TO DO
In the copy, include every entry exactly but none of the pictures.

Recorded data
# # #
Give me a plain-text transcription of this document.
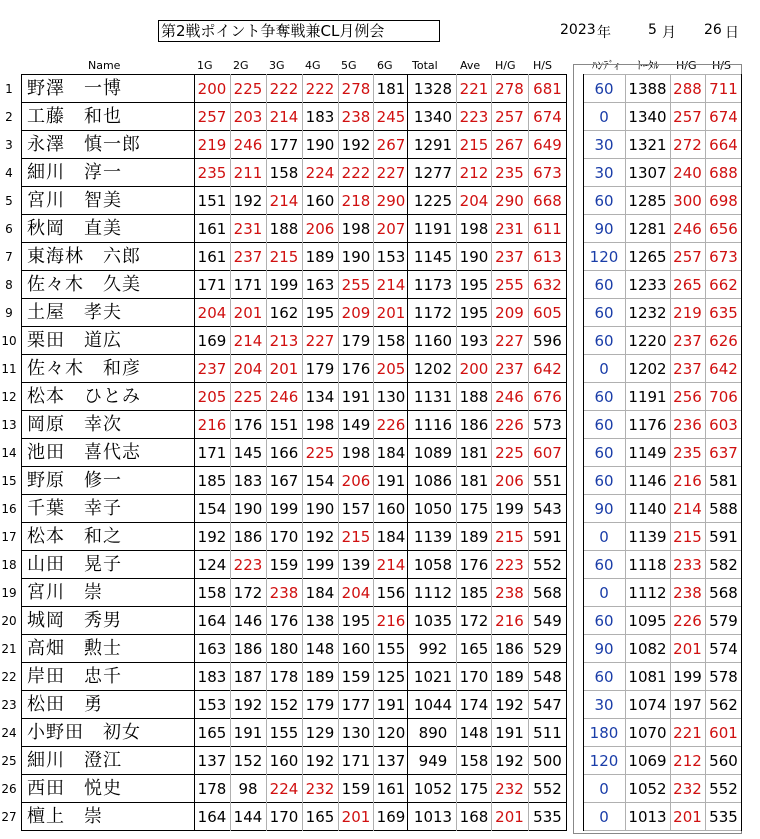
第2戦ポイント争奪戦兼CL月例会	2023 年	5 月 26 日
Name	1G 2G 3G 4G 5G 6G Total Ave H/G H/S	ﾊﾝﾃﾞｨ ﾄｰﾀﾙ H/G H/S
1 野澤　一博	200 225 222 222 278 181 1328 221 278 681	60 1388 288 711
2 工藤　和也	257 203 214 183 238 245 1340 223 257 674	0	1340 257 674
3 永澤　慎一郎	219 246 177 190 192 267 1291 215 267 649	30 1321 272 664
4 細川　淳一	235 211 158 224 222 227 1277 212 235 673	30 1307 240 688
5 宮川　智美	151 192 214 160 218 290 1225 204 290 668	60 1285 300 698
6 秋岡　直美	161 231 188 206 198 207 1191 198 231 611	90 1281 246 656
7 東海林　六郎	161 237 215 189 190 153 1145 190 237 613	120 1265 257 673
8 佐々木　久美	171 171 199 163 255 214 1173 195 255 632	60 1233 265 662
9 土屋　孝夫	204 201 162 195 209 201 1172 195 209 605	60 1232 219 635
10 栗田　道広	169 214 213 227 179 158 1160 193 227 596	60 1220 237 626
11 佐々木　和彦	237 204 201 179 176 205 1202 200 237 642	0	1202 237 642
12 松本　ひとみ	205 225 246 134 191 130 1131 188 246 676	60 1191 256 706
13 岡原　幸次	216 176 151 198 149 226 1116 186 226 573	60 1176 236 603
14 池田　喜代志	171 145 166 225 198 184 1089 181 225 607	60 1149 235 637
15 野原　修一	185 183 167 154 206 191 1086 181 206 551	60 1146 216 581
16 千葉　幸子	154 190 199 190 157 160 1050 175 199 543	90 1140 214 588
17 松本　和之	192 186 170 192 215 184 1139 189 215 591	0	1139 215 591
18 山田　晃子	124 223 159 199 139 214 1058 176 223 552	60 1118 233 582
19 宮川　崇	158 172 238 184 204 156 1112 185 238 568	0	1112 238 568
20 城岡　秀男	164 146 176 138 195 216 1035 172 216 549	60 1095 226 579
21 高畑　勲士	163 186 180 148 160 155 992 165 186 529	90 1082 201 574
22 岸田　忠千	183 187 178 189 159 125 1021 170 189 548	60 1081 199 578
23 松田　勇	153 192 152 179 177 191 1044 174 192 547	30 1074 197 562
24 小野田　初女	165 191 155 129 130 120 890 148 191 511	180 1070 221 601
25 細川　澄江	137 152 160 192 171 137 949 158 192 500	120 1069 212 560
26 西田　悦史	178 98 224 232 159 161 1052 175 232 552	0	1052 232 552
27 檀上　崇	164 144 170 165 201 169 1013 168 201 535	0	1013 201 535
# # #
EXPECTED ANSWER
Give me a plain-text transcription of this document.
第2戦ポイント争奪戦兼CL月例会	2023 年	5 月 26 日
Name	1G 2G 3G 4G 5G 6G Total Ave H/G H/S	ﾊﾝﾃﾞｨ ﾄｰﾀﾙ H/G H/S
1 野澤　一博	200 225 222 222 278 181 1328 221 278 681	60 1388 288 711
2 工藤　和也	257 203 214 183 238 245 1340 223 257 674	0	1340 257 674
3 永澤　慎一郎	219 246 177 190 192 267 1291 215 267 649	30 1321 272 664
4 細川　淳一	235 211 158 224 222 227 1277 212 235 673	30 1307 240 688
5 宮川　智美	151 192 214 160 218 290 1225 204 290 668	60 1285 300 698
6 秋岡　直美	161 231 188 206 198 207 1191 198 231 611	90 1281 246 656
7 東海林　六郎	161 237 215 189 190 153 1145 190 237 613	120 1265 257 673
8 佐々木　久美	171 171 199 163 255 214 1173 195 255 632	60 1233 265 662
9 土屋　孝夫	204 201 162 195 209 201 1172 195 209 605	60 1232 219 635
10 栗田　道広	169 214 213 227 179 158 1160 193 227 596	60 1220 237 626
11 佐々木　和彦	237 204 201 179 176 205 1202 200 237 642	0	1202 237 642
12 松本　ひとみ	205 225 246 134 191 130 1131 188 246 676	60 1191 256 706
13 岡原　幸次	216 176 151 198 149 226 1116 186 226 573	60 1176 236 603
14 池田　喜代志	171 145 166 225 198 184 1089 181 225 607	60 1149 235 637
15 野原　修一	185 183 167 154 206 191 1086 181 206 551	60 1146 216 581
16 千葉　幸子	154 190 199 190 157 160 1050 175 199 543	90 1140 214 588
17 松本　和之	192 186 170 192 215 184 1139 189 215 591	0	1139 215 591
18 山田　晃子	124 223 159 199 139 214 1058 176 223 552	60 1118 233 582
19 宮川　崇	158 172 238 184 204 156 1112 185 238 568	0	1112 238 568
20 城岡　秀男	164 146 176 138 195 216 1035 172 216 549	60 1095 226 579
21 高畑　勲士	163 186 180 148 160 155 992 165 186 529	90 1082 201 574
22 岸田　忠千	183 187 178 189 159 125 1021 170 189 548	60 1081 199 578
23 松田　勇	153 192 152 179 177 191 1044 174 192 547	30 1074 197 562
24 小野田　初女	165 191 155 129 130 120 890 148 191 511	180 1070 221 601
25 細川　澄江	137 152 160 192 171 137 949 158 192 500	120 1069 212 560
26 西田　悦史	178 98 224 232 159 161 1052 175 232 552	0	1052 232 552
27 檀上　崇	164 144 170 165 201 169 1013 168 201 535	0	1013 201 535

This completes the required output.